[BEGIN DATASET RECORDS]

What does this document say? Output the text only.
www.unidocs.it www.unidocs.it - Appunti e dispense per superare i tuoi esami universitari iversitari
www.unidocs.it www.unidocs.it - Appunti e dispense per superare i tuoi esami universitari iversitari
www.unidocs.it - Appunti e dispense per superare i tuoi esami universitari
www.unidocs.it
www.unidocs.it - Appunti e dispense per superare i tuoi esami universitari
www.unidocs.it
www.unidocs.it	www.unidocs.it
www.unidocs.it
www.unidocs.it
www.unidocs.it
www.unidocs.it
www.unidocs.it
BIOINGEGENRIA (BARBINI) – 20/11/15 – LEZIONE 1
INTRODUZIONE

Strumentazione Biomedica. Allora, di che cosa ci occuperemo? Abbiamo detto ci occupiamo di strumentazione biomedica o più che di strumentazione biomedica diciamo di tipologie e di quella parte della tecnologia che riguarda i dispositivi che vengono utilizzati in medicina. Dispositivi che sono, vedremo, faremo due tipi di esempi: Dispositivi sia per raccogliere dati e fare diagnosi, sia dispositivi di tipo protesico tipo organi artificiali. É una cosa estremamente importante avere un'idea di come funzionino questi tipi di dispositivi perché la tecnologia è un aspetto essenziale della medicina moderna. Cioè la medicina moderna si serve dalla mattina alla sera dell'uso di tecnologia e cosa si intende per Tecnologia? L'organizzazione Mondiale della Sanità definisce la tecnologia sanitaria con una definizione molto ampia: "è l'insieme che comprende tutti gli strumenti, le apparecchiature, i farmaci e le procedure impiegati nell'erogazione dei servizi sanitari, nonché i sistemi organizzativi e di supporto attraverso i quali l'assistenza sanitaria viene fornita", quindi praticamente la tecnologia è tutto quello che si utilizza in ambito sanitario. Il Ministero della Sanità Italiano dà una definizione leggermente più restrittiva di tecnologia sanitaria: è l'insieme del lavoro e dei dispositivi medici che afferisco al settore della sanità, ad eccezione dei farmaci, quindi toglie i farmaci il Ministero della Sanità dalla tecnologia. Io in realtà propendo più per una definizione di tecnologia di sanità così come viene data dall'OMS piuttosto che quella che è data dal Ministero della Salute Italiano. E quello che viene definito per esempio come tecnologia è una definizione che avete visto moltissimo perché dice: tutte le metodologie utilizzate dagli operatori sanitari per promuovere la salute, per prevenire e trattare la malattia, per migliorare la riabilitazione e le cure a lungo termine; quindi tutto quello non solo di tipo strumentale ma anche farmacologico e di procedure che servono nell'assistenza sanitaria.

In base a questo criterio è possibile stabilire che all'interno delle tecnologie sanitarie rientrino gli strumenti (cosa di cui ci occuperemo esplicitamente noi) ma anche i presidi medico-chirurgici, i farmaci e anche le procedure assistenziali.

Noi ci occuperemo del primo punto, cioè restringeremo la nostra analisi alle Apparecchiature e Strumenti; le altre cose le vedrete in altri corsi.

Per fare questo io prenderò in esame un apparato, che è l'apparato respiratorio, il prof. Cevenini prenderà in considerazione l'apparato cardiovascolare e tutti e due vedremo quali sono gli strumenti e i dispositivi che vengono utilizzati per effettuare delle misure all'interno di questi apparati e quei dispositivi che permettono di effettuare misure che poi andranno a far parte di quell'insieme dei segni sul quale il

[END DATASET RECORDS]

Reproduce the material above exactly; please quote every line of it.

| ANSWER TO THE EXERCISE |
What does this document say? Output the text only.
www.unidocs.it www.unidocs.it - Appunti e dispense per superare i tuoi esami universitari iversitari
www.unidocs.it www.unidocs.it - Appunti e dispense per superare i tuoi esami universitari iversitari
www.unidocs.it - Appunti e dispense per superare i tuoi esami universitari
www.unidocs.it
www.unidocs.it - Appunti e dispense per superare i tuoi esami universitari
www.unidocs.it
www.unidocs.it	www.unidocs.it
www.unidocs.it
www.unidocs.it
www.unidocs.it
www.unidocs.it
www.unidocs.it
BIOINGEGENRIA (BARBINI) – 20/11/15 – LEZIONE 1
INTRODUZIONE

Strumentazione Biomedica. Allora, di che cosa ci occuperemo? Abbiamo detto ci occupiamo di strumentazione biomedica o più che di strumentazione biomedica diciamo di tipologie e di quella parte della tecnologia che riguarda i dispositivi che vengono utilizzati in medicina. Dispositivi che sono, vedremo, faremo due tipi di esempi: Dispositivi sia per raccogliere dati e fare diagnosi, sia dispositivi di tipo protesico tipo organi artificiali. É una cosa estremamente importante avere un'idea di come funzionino questi tipi di dispositivi perché la tecnologia è un aspetto essenziale della medicina moderna. Cioè la medicina moderna si serve dalla mattina alla sera dell'uso di tecnologia e cosa si intende per Tecnologia? L'organizzazione Mondiale della Sanità definisce la tecnologia sanitaria con una definizione molto ampia: "è l'insieme che comprende tutti gli strumenti, le apparecchiature, i farmaci e le procedure impiegati nell'erogazione dei servizi sanitari, nonché i sistemi organizzativi e di supporto attraverso i quali l'assistenza sanitaria viene fornita", quindi praticamente la tecnologia è tutto quello che si utilizza in ambito sanitario. Il Ministero della Sanità Italiano dà una definizione leggermente più restrittiva di tecnologia sanitaria: è l'insieme del lavoro e dei dispositivi medici che afferisco al settore della sanità, ad eccezione dei farmaci, quindi toglie i farmaci il Ministero della Sanità dalla tecnologia. Io in realtà propendo più per una definizione di tecnologia di sanità così come viene data dall'OMS piuttosto che quella che è data dal Ministero della Salute Italiano. E quello che viene definito per esempio come tecnologia è una definizione che avete visto moltissimo perché dice: tutte le metodologie utilizzate dagli operatori sanitari per promuovere la salute, per prevenire e trattare la malattia, per migliorare la riabilitazione e le cure a lungo termine; quindi tutto quello non solo di tipo strumentale ma anche farmacologico e di procedure che servono nell'assistenza sanitaria.

In base a questo criterio è possibile stabilire che all'interno delle tecnologie sanitarie rientrino gli strumenti (cosa di cui ci occuperemo esplicitamente noi) ma anche i presidi medico-chirurgici, i farmaci e anche le procedure assistenziali.

Noi ci occuperemo del primo punto, cioè restringeremo la nostra analisi alle Apparecchiature e Strumenti; le altre cose le vedrete in altri corsi.

Per fare questo io prenderò in esame un apparato, che è l'apparato respiratorio, il prof. Cevenini prenderà in considerazione l'apparato cardiovascolare e tutti e due vedremo quali sono gli strumenti e i dispositivi che vengono utilizzati per effettuare delle misure all'interno di questi apparati e quei dispositivi che permettono di effettuare misure che poi andranno a far parte di quell'insieme dei segni sul quale il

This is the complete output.